>>>

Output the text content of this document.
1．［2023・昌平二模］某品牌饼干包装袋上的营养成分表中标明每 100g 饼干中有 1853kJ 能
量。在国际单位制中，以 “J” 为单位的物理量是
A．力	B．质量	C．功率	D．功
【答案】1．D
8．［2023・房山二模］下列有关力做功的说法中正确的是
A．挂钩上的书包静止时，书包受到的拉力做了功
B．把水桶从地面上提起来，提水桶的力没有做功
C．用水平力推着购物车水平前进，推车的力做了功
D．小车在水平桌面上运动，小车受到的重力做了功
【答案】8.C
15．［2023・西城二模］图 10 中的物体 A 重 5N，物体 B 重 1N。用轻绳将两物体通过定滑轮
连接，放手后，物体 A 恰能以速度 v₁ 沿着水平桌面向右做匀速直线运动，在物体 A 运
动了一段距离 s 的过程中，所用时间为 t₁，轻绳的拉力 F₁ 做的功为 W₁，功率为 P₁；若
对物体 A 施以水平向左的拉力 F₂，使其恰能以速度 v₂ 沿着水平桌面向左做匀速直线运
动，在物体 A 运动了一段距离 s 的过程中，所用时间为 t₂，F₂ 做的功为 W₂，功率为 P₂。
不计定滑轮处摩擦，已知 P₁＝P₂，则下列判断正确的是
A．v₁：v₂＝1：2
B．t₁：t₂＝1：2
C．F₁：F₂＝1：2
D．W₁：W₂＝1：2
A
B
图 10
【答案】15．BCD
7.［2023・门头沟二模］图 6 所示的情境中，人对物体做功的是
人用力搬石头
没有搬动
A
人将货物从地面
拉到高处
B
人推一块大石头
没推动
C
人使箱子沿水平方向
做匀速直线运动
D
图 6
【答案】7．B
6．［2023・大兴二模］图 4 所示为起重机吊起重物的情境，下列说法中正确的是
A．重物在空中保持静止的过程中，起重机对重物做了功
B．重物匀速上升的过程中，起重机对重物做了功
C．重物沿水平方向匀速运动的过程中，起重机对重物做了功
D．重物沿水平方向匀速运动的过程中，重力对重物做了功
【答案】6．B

<<<
>>>

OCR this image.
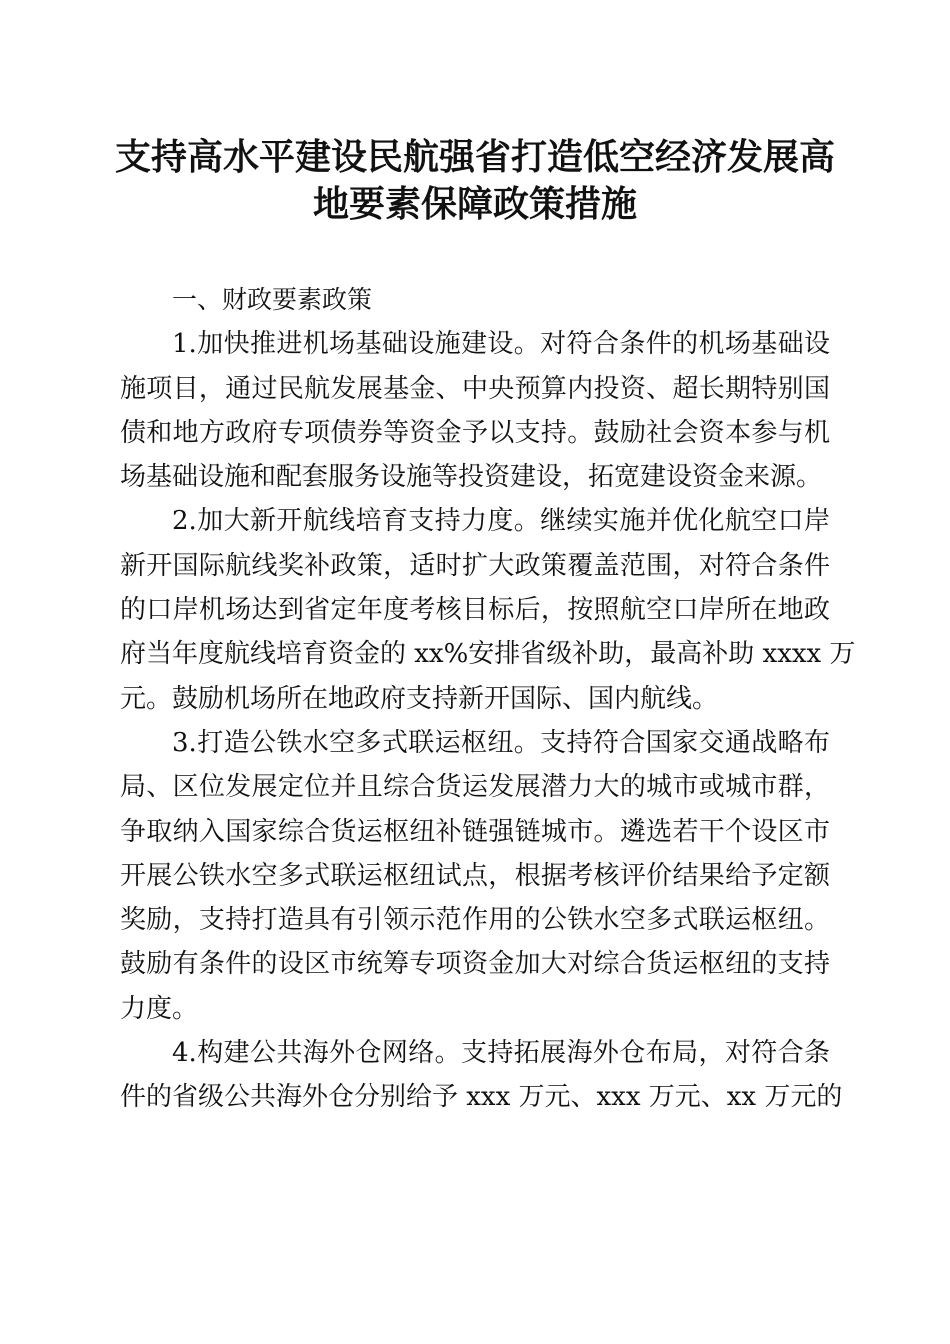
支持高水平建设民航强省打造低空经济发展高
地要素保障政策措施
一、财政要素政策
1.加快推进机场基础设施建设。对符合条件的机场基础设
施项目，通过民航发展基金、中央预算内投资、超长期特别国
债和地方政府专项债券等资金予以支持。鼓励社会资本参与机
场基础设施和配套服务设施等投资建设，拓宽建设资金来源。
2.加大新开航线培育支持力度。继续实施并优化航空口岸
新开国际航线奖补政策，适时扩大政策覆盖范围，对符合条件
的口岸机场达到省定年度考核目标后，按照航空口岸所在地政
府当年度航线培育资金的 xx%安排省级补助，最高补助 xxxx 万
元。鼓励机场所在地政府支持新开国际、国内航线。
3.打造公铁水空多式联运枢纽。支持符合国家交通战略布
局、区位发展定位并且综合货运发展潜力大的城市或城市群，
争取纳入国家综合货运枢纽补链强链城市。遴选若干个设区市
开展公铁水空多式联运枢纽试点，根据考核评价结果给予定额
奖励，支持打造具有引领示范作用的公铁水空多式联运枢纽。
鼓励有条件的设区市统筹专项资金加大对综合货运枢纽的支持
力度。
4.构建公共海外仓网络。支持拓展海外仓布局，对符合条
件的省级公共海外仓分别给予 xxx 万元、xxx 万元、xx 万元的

<<<

### What is being asked
Go through the records above and copy every line with the word "所用时间为".

### Exercise response
动了一段距离 s 的过程中，所用时间为 t₁，轻绳的拉力 F₁ 做的功为 W₁，功率为 P₁；若
动，在物体 A 运动了一段距离 s 的过程中，所用时间为 t₂，F₂ 做的功为 W₂，功率为 P₂。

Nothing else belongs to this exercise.